## START Data for this task

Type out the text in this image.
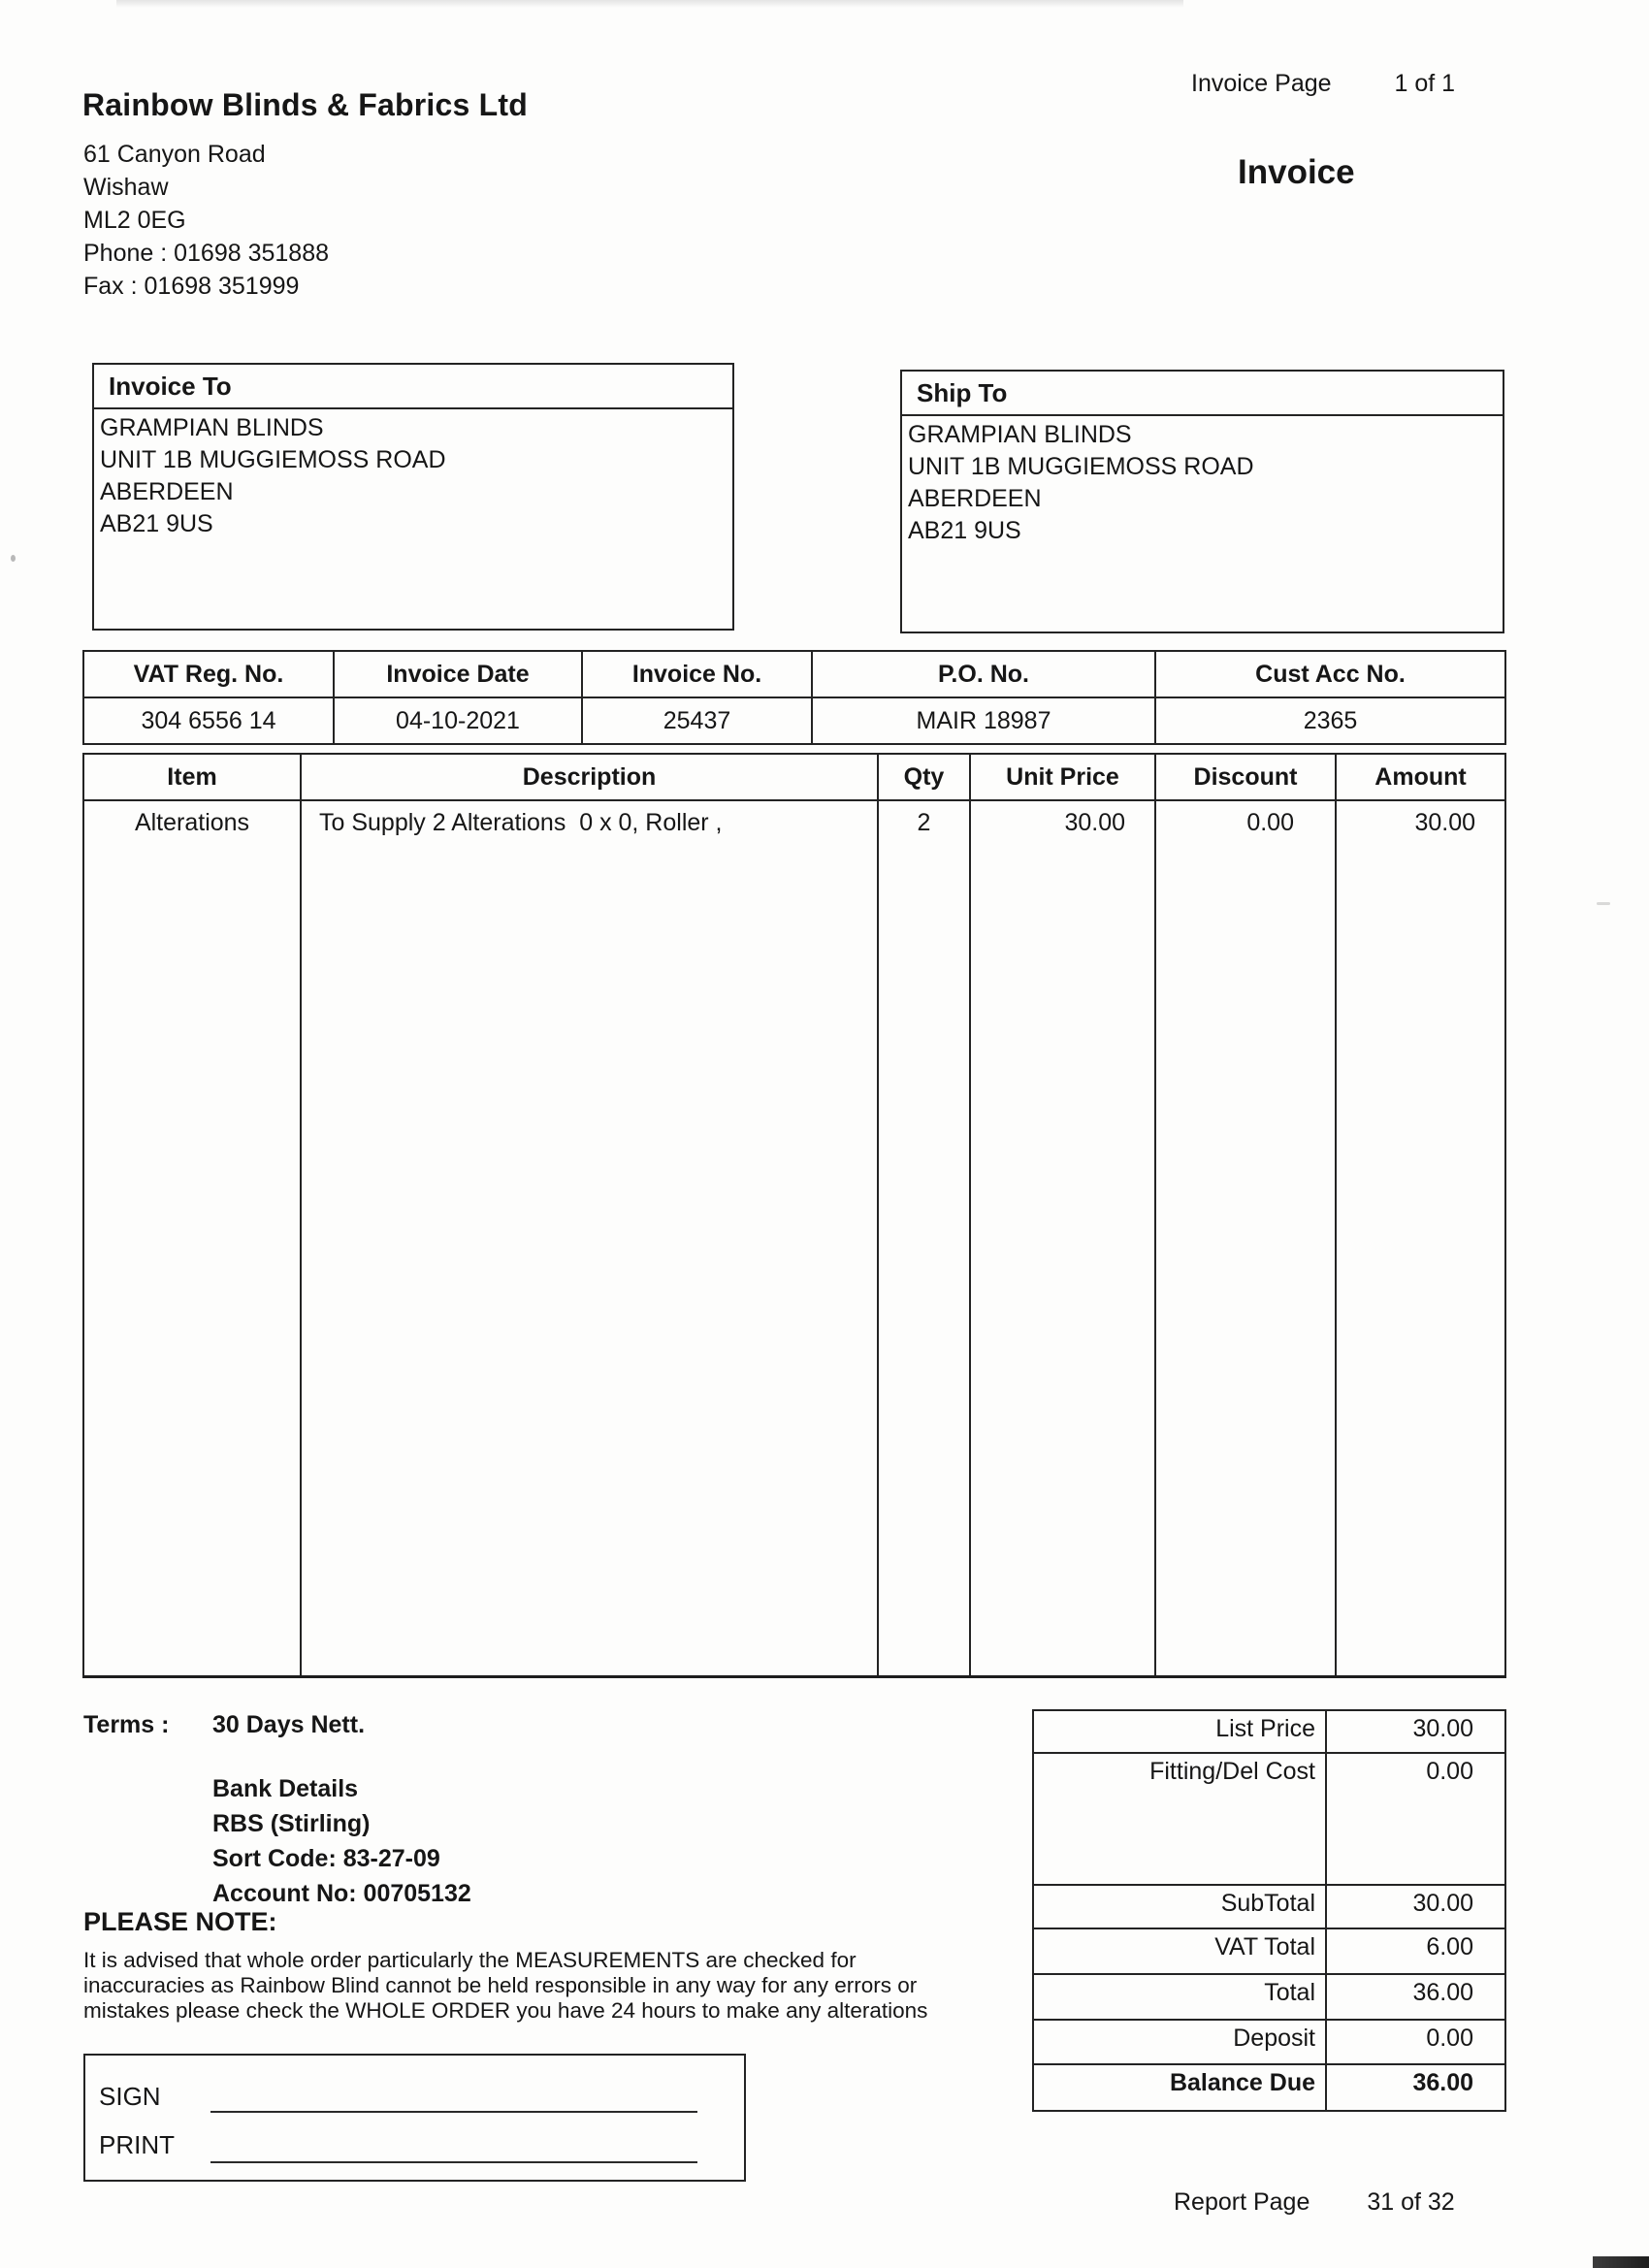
Rainbow Blinds & Fabrics Ltd
61 Canyon Road
Wishaw
ML2 0EG
Phone : 01698 351888
Fax : 01698 351999
Invoice Page	1 of 1
Invoice
Invoice To
GRAMPIAN BLINDS
UNIT 1B MUGGIEMOSS ROAD
ABERDEEN
AB21 9US
Ship To
GRAMPIAN BLINDS
UNIT 1B MUGGIEMOSS ROAD
ABERDEEN
AB21 9US
VAT Reg. No.	Invoice Date	Invoice No.	P.O. No.	Cust Acc No.
304 6556 14	04-10-2021	25437	MAIR 18987	2365
Item	Description	Qty	Unit Price	Discount	Amount
Alterations	To Supply 2 Alterations  0 x 0, Roller ,	2	30.00	0.00	30.00
Terms : 30 Days Nett.
Bank Details
RBS (Stirling)
Sort Code: 83-27-09
Account No: 00705132
PLEASE NOTE:
It is advised that whole order particularly the MEASUREMENTS are checked for
inaccuracies as Rainbow Blind cannot be held responsible in any way for any errors or
mistakes please check the WHOLE ORDER you have 24 hours to make any alterations
List Price	30.00
Fitting/Del Cost	0.00
SubTotal	30.00
VAT Total	6.00
Total	36.00
Deposit	0.00
Balance Due	36.00
SIGN
PRINT
Report Page 31 of 32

## END Data for this task

● Directive: Reproduce the listing above exactly, excluding all pictures.

● In response:
Type out the text in this image.
Rainbow Blinds & Fabrics Ltd
61 Canyon Road
Wishaw
ML2 0EG
Phone : 01698 351888
Fax : 01698 351999
Invoice Page	1 of 1
Invoice
Invoice To
GRAMPIAN BLINDS
UNIT 1B MUGGIEMOSS ROAD
ABERDEEN
AB21 9US
Ship To
GRAMPIAN BLINDS
UNIT 1B MUGGIEMOSS ROAD
ABERDEEN
AB21 9US
VAT Reg. No.	Invoice Date	Invoice No.	P.O. No.	Cust Acc No.
304 6556 14	04-10-2021	25437	MAIR 18987	2365
Item	Description	Qty	Unit Price	Discount	Amount
Alterations	To Supply 2 Alterations  0 x 0, Roller ,	2	30.00	0.00	30.00
Terms : 30 Days Nett.
Bank Details
RBS (Stirling)
Sort Code: 83-27-09
Account No: 00705132
PLEASE NOTE:
It is advised that whole order particularly the MEASUREMENTS are checked for
inaccuracies as Rainbow Blind cannot be held responsible in any way for any errors or
mistakes please check the WHOLE ORDER you have 24 hours to make any alterations
List Price	30.00
Fitting/Del Cost	0.00
SubTotal	30.00
VAT Total	6.00
Total	36.00
Deposit	0.00
Balance Due	36.00
SIGN
PRINT
Report Page 31 of 32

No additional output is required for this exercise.